** begin Material provided **
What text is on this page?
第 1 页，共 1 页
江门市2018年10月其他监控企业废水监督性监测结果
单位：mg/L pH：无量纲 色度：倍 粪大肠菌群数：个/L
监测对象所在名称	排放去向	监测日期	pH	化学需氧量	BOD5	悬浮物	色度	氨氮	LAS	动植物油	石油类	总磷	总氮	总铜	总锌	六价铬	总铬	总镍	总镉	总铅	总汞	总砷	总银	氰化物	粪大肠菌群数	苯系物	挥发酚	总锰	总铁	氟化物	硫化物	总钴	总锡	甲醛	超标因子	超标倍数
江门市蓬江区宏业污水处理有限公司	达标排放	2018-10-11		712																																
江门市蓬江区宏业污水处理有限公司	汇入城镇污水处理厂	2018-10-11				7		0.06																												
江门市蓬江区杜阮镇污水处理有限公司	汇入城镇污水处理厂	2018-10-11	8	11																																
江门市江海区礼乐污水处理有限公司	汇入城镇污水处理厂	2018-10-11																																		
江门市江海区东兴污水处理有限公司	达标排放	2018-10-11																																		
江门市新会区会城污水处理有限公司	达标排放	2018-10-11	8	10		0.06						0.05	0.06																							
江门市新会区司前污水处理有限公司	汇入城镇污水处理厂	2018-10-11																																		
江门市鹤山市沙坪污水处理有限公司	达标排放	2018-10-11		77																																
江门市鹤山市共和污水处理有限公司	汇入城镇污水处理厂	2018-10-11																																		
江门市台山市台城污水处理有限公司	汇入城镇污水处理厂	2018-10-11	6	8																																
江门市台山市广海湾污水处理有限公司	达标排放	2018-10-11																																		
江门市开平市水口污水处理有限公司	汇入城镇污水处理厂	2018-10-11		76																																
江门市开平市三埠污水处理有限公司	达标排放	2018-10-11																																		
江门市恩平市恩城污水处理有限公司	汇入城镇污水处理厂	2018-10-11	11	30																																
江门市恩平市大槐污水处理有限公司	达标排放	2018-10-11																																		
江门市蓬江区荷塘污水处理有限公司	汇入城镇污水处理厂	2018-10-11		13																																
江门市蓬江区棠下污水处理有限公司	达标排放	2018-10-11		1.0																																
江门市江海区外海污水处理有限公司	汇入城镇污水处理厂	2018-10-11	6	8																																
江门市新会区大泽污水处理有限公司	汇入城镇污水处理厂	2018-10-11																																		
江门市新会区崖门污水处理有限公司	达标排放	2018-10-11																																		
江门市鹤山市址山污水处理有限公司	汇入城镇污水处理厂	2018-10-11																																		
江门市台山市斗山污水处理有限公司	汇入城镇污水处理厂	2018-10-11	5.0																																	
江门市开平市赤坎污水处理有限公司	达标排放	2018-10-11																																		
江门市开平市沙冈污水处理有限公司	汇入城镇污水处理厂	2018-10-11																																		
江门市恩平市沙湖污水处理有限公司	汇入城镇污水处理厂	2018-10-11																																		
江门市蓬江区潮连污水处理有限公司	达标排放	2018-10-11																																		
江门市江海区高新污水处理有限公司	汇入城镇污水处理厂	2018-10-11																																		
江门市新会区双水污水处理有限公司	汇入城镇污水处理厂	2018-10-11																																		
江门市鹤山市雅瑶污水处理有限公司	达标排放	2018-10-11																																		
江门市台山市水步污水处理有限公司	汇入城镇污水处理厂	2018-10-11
** end Material provided **
→ **Job**
Reproduce each record exactly as it appears.

→ **Written answer**
What text is on this page?
第 1 页，共 1 页
江门市2018年10月其他监控企业废水监督性监测结果
单位：mg/L pH：无量纲 色度：倍 粪大肠菌群数：个/L
监测对象所在名称	排放去向	监测日期	pH	化学需氧量	BOD5	悬浮物	色度	氨氮	LAS	动植物油	石油类	总磷	总氮	总铜	总锌	六价铬	总铬	总镍	总镉	总铅	总汞	总砷	总银	氰化物	粪大肠菌群数	苯系物	挥发酚	总锰	总铁	氟化物	硫化物	总钴	总锡	甲醛	超标因子	超标倍数
江门市蓬江区宏业污水处理有限公司	达标排放	2018-10-11		712																																
江门市蓬江区宏业污水处理有限公司	汇入城镇污水处理厂	2018-10-11				7		0.06																												
江门市蓬江区杜阮镇污水处理有限公司	汇入城镇污水处理厂	2018-10-11	8	11																																
江门市江海区礼乐污水处理有限公司	汇入城镇污水处理厂	2018-10-11																																		
江门市江海区东兴污水处理有限公司	达标排放	2018-10-11																																		
江门市新会区会城污水处理有限公司	达标排放	2018-10-11	8	10		0.06						0.05	0.06																							
江门市新会区司前污水处理有限公司	汇入城镇污水处理厂	2018-10-11																																		
江门市鹤山市沙坪污水处理有限公司	达标排放	2018-10-11		77																																
江门市鹤山市共和污水处理有限公司	汇入城镇污水处理厂	2018-10-11																																		
江门市台山市台城污水处理有限公司	汇入城镇污水处理厂	2018-10-11	6	8																																
江门市台山市广海湾污水处理有限公司	达标排放	2018-10-11																																		
江门市开平市水口污水处理有限公司	汇入城镇污水处理厂	2018-10-11		76																																
江门市开平市三埠污水处理有限公司	达标排放	2018-10-11																																		
江门市恩平市恩城污水处理有限公司	汇入城镇污水处理厂	2018-10-11	11	30																																
江门市恩平市大槐污水处理有限公司	达标排放	2018-10-11																																		
江门市蓬江区荷塘污水处理有限公司	汇入城镇污水处理厂	2018-10-11		13																																
江门市蓬江区棠下污水处理有限公司	达标排放	2018-10-11		1.0																																
江门市江海区外海污水处理有限公司	汇入城镇污水处理厂	2018-10-11	6	8																																
江门市新会区大泽污水处理有限公司	汇入城镇污水处理厂	2018-10-11																																		
江门市新会区崖门污水处理有限公司	达标排放	2018-10-11																																		
江门市鹤山市址山污水处理有限公司	汇入城镇污水处理厂	2018-10-11																																		
江门市台山市斗山污水处理有限公司	汇入城镇污水处理厂	2018-10-11	5.0																																	
江门市开平市赤坎污水处理有限公司	达标排放	2018-10-11																																		
江门市开平市沙冈污水处理有限公司	汇入城镇污水处理厂	2018-10-11																																		
江门市恩平市沙湖污水处理有限公司	汇入城镇污水处理厂	2018-10-11																																		
江门市蓬江区潮连污水处理有限公司	达标排放	2018-10-11																																		
江门市江海区高新污水处理有限公司	汇入城镇污水处理厂	2018-10-11																																		
江门市新会区双水污水处理有限公司	汇入城镇污水处理厂	2018-10-11																																		
江门市鹤山市雅瑶污水处理有限公司	达标排放	2018-10-11																																		
江门市台山市水步污水处理有限公司	汇入城镇污水处理厂	2018-10-11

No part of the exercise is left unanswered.